WHAT THIS TASK INVOLVES:
All entries below need to be written out exactly, but without their pictures.

┄┄┄┄┄┄┄┄┄┄┄┄┄┄┄┄┄┄┄┄

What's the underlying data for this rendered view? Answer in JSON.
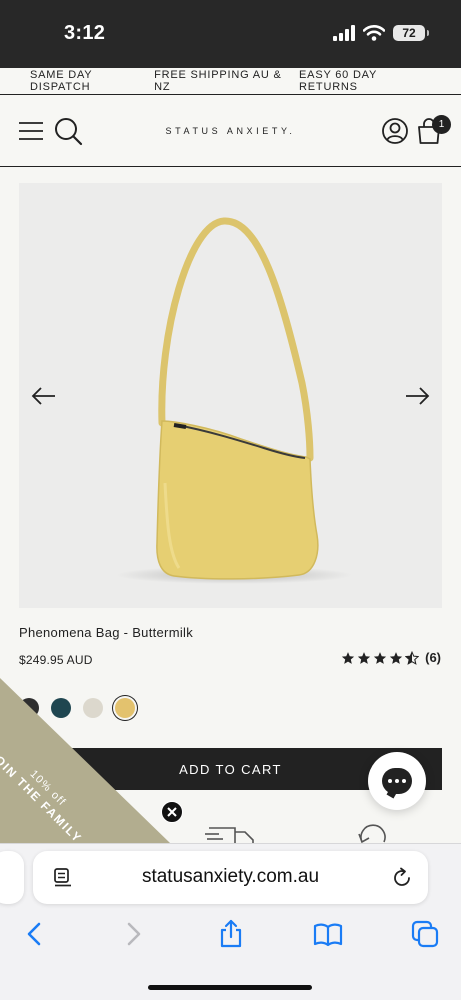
{
  "status_bar": {
    "time": "3:12",
    "battery": "72"
  },
  "announcement": [
    "SAME DAY DISPATCH",
    "FREE SHIPPING AU & NZ",
    "EASY 60 DAY RETURNS"
  ],
  "header": {
    "logo": "STATUS ANXIETY.",
    "cart_count": "1"
  },
  "product": {
    "title": "Phenomena Bag - Buttermilk",
    "price": "$249.95 AUD",
    "rating_value": 4.5,
    "rating_count": "(6)",
    "swatches": [
      "#2e2e2e",
      "#1f4650",
      "#dcd8cd",
      "#e3c26e"
    ],
    "selected_swatch": 3,
    "add_to_cart": "ADD TO CART"
  },
  "promo": {
    "title": "JOIN THE FAMILY",
    "subtitle": "10% off"
  },
  "browser": {
    "url": "statusanxiety.com.au"
  },
  "colors": {
    "dark": "#222222",
    "promo": "#b2ad8f",
    "accent_blue": "#1a7cf5",
    "bag": "#e6cf72"
  },
  "icons": [
    "menu-icon",
    "search-icon",
    "account-icon",
    "cart-icon",
    "arrow-left-icon",
    "arrow-right-icon",
    "star-icon",
    "chat-icon",
    "close-icon",
    "reader-icon",
    "reload-icon",
    "back-icon",
    "forward-icon",
    "share-icon",
    "bookmarks-icon",
    "tabs-icon"
  ]
}
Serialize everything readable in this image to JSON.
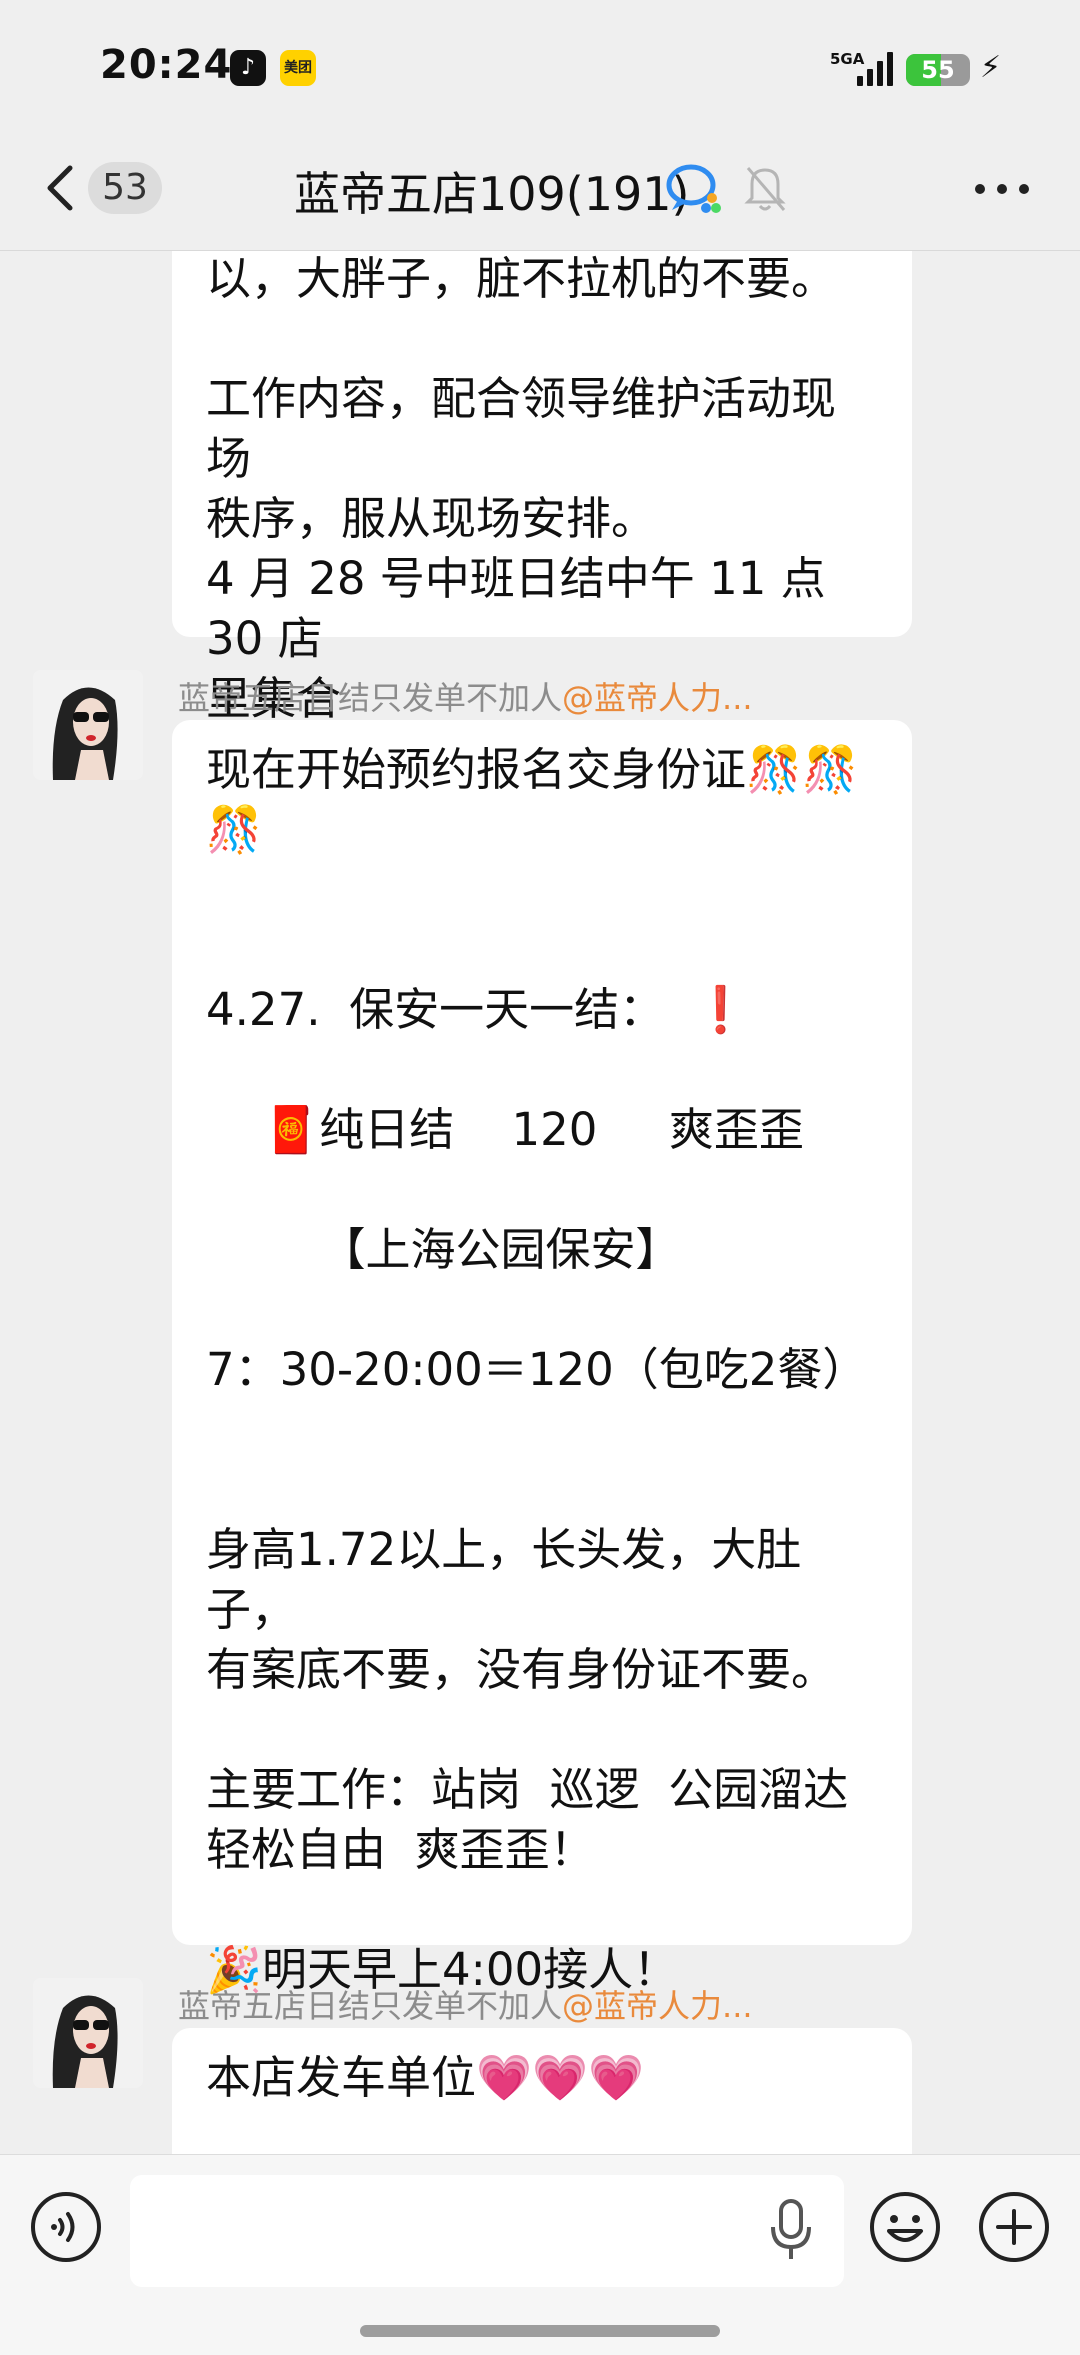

┄┄┄┄┄┄┄┄┄┄┄┄┄┄┄┄┄┄┄┄

COMPLETE ANSWER:
What's the underlying data for this rendered view? Answer in JSON.
{
  "status_bar": {
    "time": "3:12",
    "battery": "72"
  },
  "announcement": [
    "SAME DAY DISPATCH",
    "FREE SHIPPING AU & NZ",
    "EASY 60 DAY RETURNS"
  ],
  "header": {
    "logo": "STATUS ANXIETY.",
    "cart_count": "1"
  },
  "product": {
    "title": "Phenomena Bag - Buttermilk",
    "price": "$249.95 AUD",
    "rating_value": 4.5,
    "rating_count": "(6)",
    "swatches": [
      "#2e2e2e",
      "#1f4650",
      "#dcd8cd",
      "#e3c26e"
    ],
    "selected_swatch": 3,
    "add_to_cart": "ADD TO CART"
  },
  "promo": {
    "title": "JOIN THE FAMILY",
    "subtitle": "10% off"
  },
  "browser": {
    "url": "statusanxiety.com.au"
  },
  "colors": {
    "dark": "#222222",
    "promo": "#b2ad8f",
    "accent_blue": "#1a7cf5",
    "bag": "#e6cf72"
  },
  "icons": [
    "menu-icon",
    "search-icon",
    "account-icon",
    "cart-icon",
    "arrow-left-icon",
    "arrow-right-icon",
    "star-icon",
    "chat-icon",
    "close-icon",
    "reader-icon",
    "reload-icon",
    "back-icon",
    "forward-icon",
    "share-icon",
    "bookmarks-icon",
    "tabs-icon"
  ]
}
Serialize everything readable in this image to JSON.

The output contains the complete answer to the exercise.